[Records excerpted from a collection]
========================================
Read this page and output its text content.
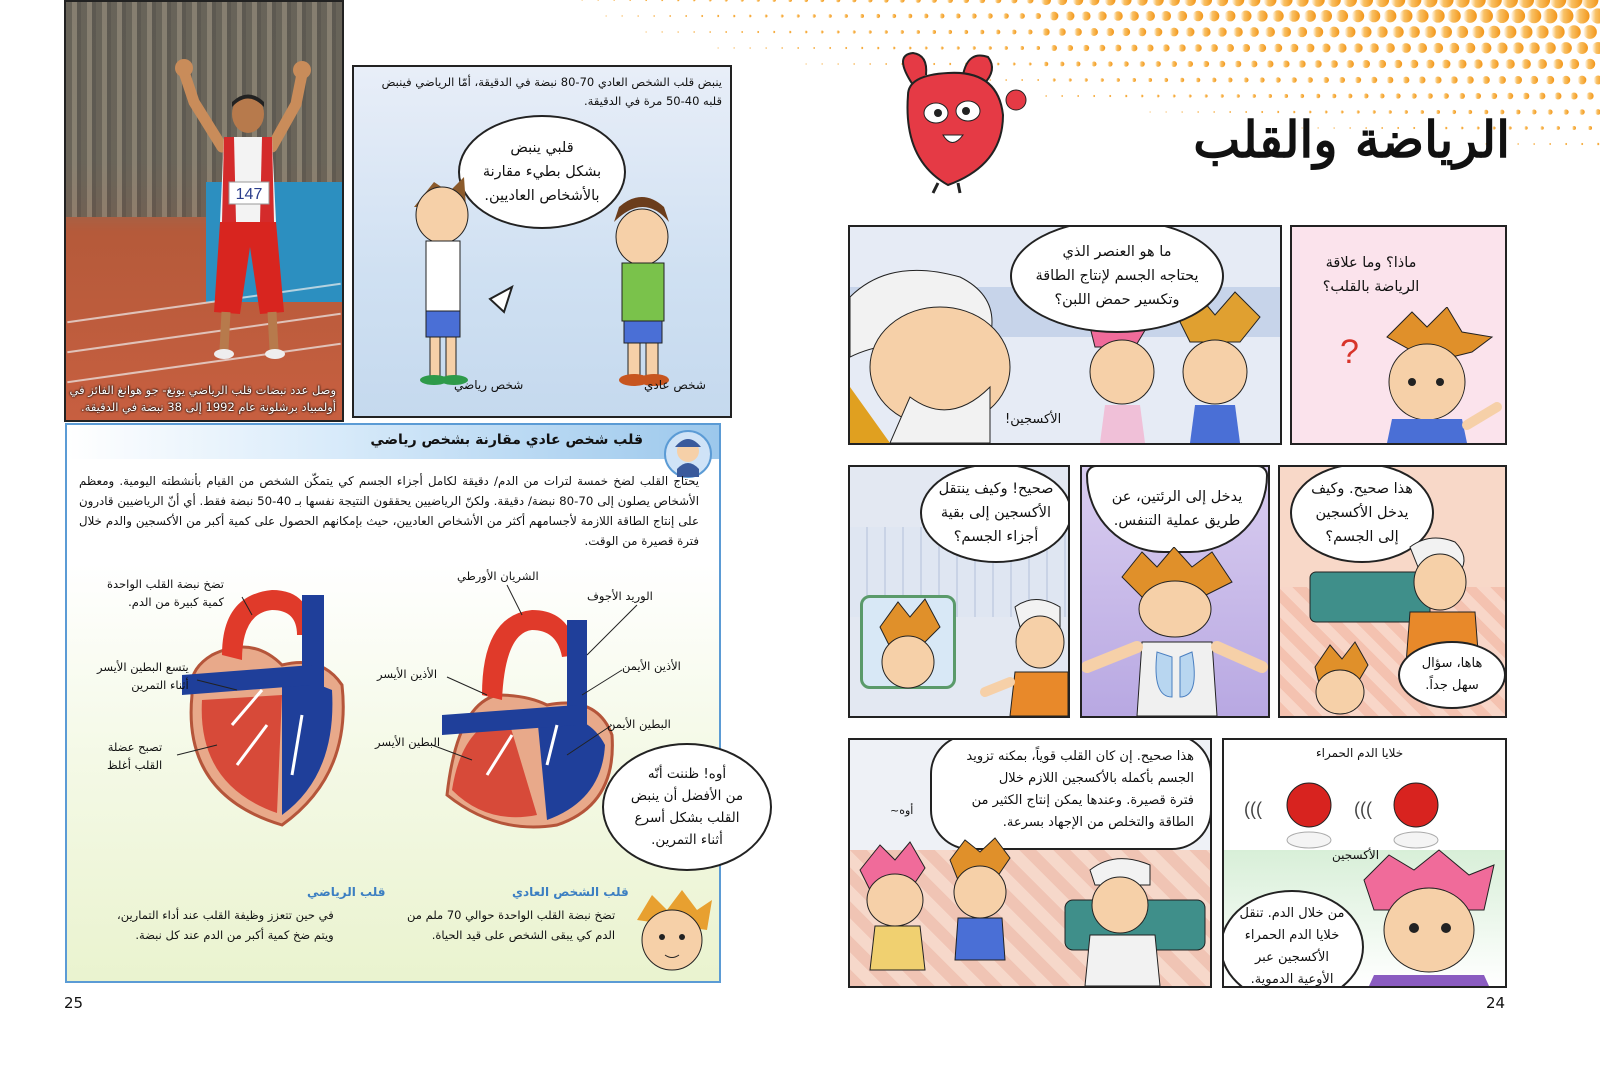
147
وصل عدد نبضات قلب الرياضي يونغ- جو هوانغ الفائز في
أولمبياد برشلونة عام 1992 إلى 38 نبضة في الدقيقة.
ينبض قلب الشخص العادي 70-80 نبضة في الدقيقة، أمّا الرياضي فينبض
قلبه 40-50 مرة في الدقيقة.
قلبي ينبض
بشكل بطيء مقارنة
بالأشخاص العاديين.
شخص رياضي	شخص عادي
قلب شخص عادي مقارنة بشخص رياضي
يحتاج القلب لضخ خمسة لترات من الدم/ دقيقة لكامل أجزاء الجسم كي يتمكّن الشخص من القيام بأنشطته اليومية. ومعظم الأشخاص يصلون إلى 70-80 نبضة/ دقيقة. ولكنّ الرياضيين يحققون النتيجة نفسها بـ 40-50 نبضة فقط. أي أنّ الرياضيين قادرون على إنتاج الطاقة اللازمة لأجسامهم أكثر من الأشخاص العاديين، حيث بإمكانهم الحصول على كمية أكبر من الأكسجين والدم خلال فترة قصيرة من الوقت.
الشريان الأورطي
الوريد الأجوف
الأذين الأيمن
الأذين الأيسر
البطين الأيمن
البطين الأيسر
تضخ نبضة القلب الواحدة
كمية كبيرة من الدم.
يتسع البطين الأيسر
أثناء التمرين
تصبح عضلة
القلب أغلظ
أوه! ظننت أنّه
من الأفضل أن ينبض
القلب بشكل أسرع
أثناء التمرين.
قلب الرياضي
في حين تتعزز وظيفة القلب عند أداء التمارين،
ويتم ضخ كمية أكبر من الدم عند كل نبضة.
قلب الشخص العادي
تضخ نبضة القلب الواحدة حوالي 70 ملم من
الدم كي يبقى الشخص على قيد الحياة.
25
الرياضة والقلب
ماذا؟ وما علاقة
الرياضة بالقلب؟
?
ما هو العنصر الذي
يحتاجه الجسم لإنتاج الطاقة
وتكسير حمض اللبن؟
الأكسجين!
هذا صحيح. وكيف
يدخل الأكسجين
إلى الجسم؟
هاها، سؤال
سهل جداً.
يدخل إلى الرئتين، عن
طريق عملية التنفس.
صحيح! وكيف ينتقل
الأكسجين إلى بقية
أجزاء الجسم؟
خلايا الدم الحمراء
الأكسجين
(((	(((
من خلال الدم. تنقل
خلايا الدم الحمراء
الأكسجين عبر
الأوعية الدموية.
هذا صحيح. إن كان القلب قوياً، بمكنه تزويد
الجسم بأكمله بالأكسجين اللازم خلال
فترة قصيرة. وعندها يمكن إنتاج الكثير من
الطاقة والتخلص من الإجهاد بسرعة.
أوه~
24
========================================
_Stated problem_:
Leave out the pictures and restate everything else word for word.

_The answer_:
Read this page and output its text content.
147
وصل عدد نبضات قلب الرياضي يونغ- جو هوانغ الفائز في
أولمبياد برشلونة عام 1992 إلى 38 نبضة في الدقيقة.
ينبض قلب الشخص العادي 70-80 نبضة في الدقيقة، أمّا الرياضي فينبض
قلبه 40-50 مرة في الدقيقة.
قلبي ينبض
بشكل بطيء مقارنة
بالأشخاص العاديين.
شخص رياضي	شخص عادي
قلب شخص عادي مقارنة بشخص رياضي
يحتاج القلب لضخ خمسة لترات من الدم/ دقيقة لكامل أجزاء الجسم كي يتمكّن الشخص من القيام بأنشطته اليومية. ومعظم الأشخاص يصلون إلى 70-80 نبضة/ دقيقة. ولكنّ الرياضيين يحققون النتيجة نفسها بـ 40-50 نبضة فقط. أي أنّ الرياضيين قادرون على إنتاج الطاقة اللازمة لأجسامهم أكثر من الأشخاص العاديين، حيث بإمكانهم الحصول على كمية أكبر من الأكسجين والدم خلال فترة قصيرة من الوقت.
الشريان الأورطي
الوريد الأجوف
الأذين الأيمن
الأذين الأيسر
البطين الأيمن
البطين الأيسر
تضخ نبضة القلب الواحدة
كمية كبيرة من الدم.
يتسع البطين الأيسر
أثناء التمرين
تصبح عضلة
القلب أغلظ
أوه! ظننت أنّه
من الأفضل أن ينبض
القلب بشكل أسرع
أثناء التمرين.
قلب الرياضي
في حين تتعزز وظيفة القلب عند أداء التمارين،
ويتم ضخ كمية أكبر من الدم عند كل نبضة.
قلب الشخص العادي
تضخ نبضة القلب الواحدة حوالي 70 ملم من
الدم كي يبقى الشخص على قيد الحياة.
25
الرياضة والقلب
ماذا؟ وما علاقة
الرياضة بالقلب؟
?
ما هو العنصر الذي
يحتاجه الجسم لإنتاج الطاقة
وتكسير حمض اللبن؟
الأكسجين!
هذا صحيح. وكيف
يدخل الأكسجين
إلى الجسم؟
هاها، سؤال
سهل جداً.
يدخل إلى الرئتين، عن
طريق عملية التنفس.
صحيح! وكيف ينتقل
الأكسجين إلى بقية
أجزاء الجسم؟
خلايا الدم الحمراء
الأكسجين
(((	(((
من خلال الدم. تنقل
خلايا الدم الحمراء
الأكسجين عبر
الأوعية الدموية.
هذا صحيح. إن كان القلب قوياً، بمكنه تزويد
الجسم بأكمله بالأكسجين اللازم خلال
فترة قصيرة. وعندها يمكن إنتاج الكثير من
الطاقة والتخلص من الإجهاد بسرعة.
أوه~
24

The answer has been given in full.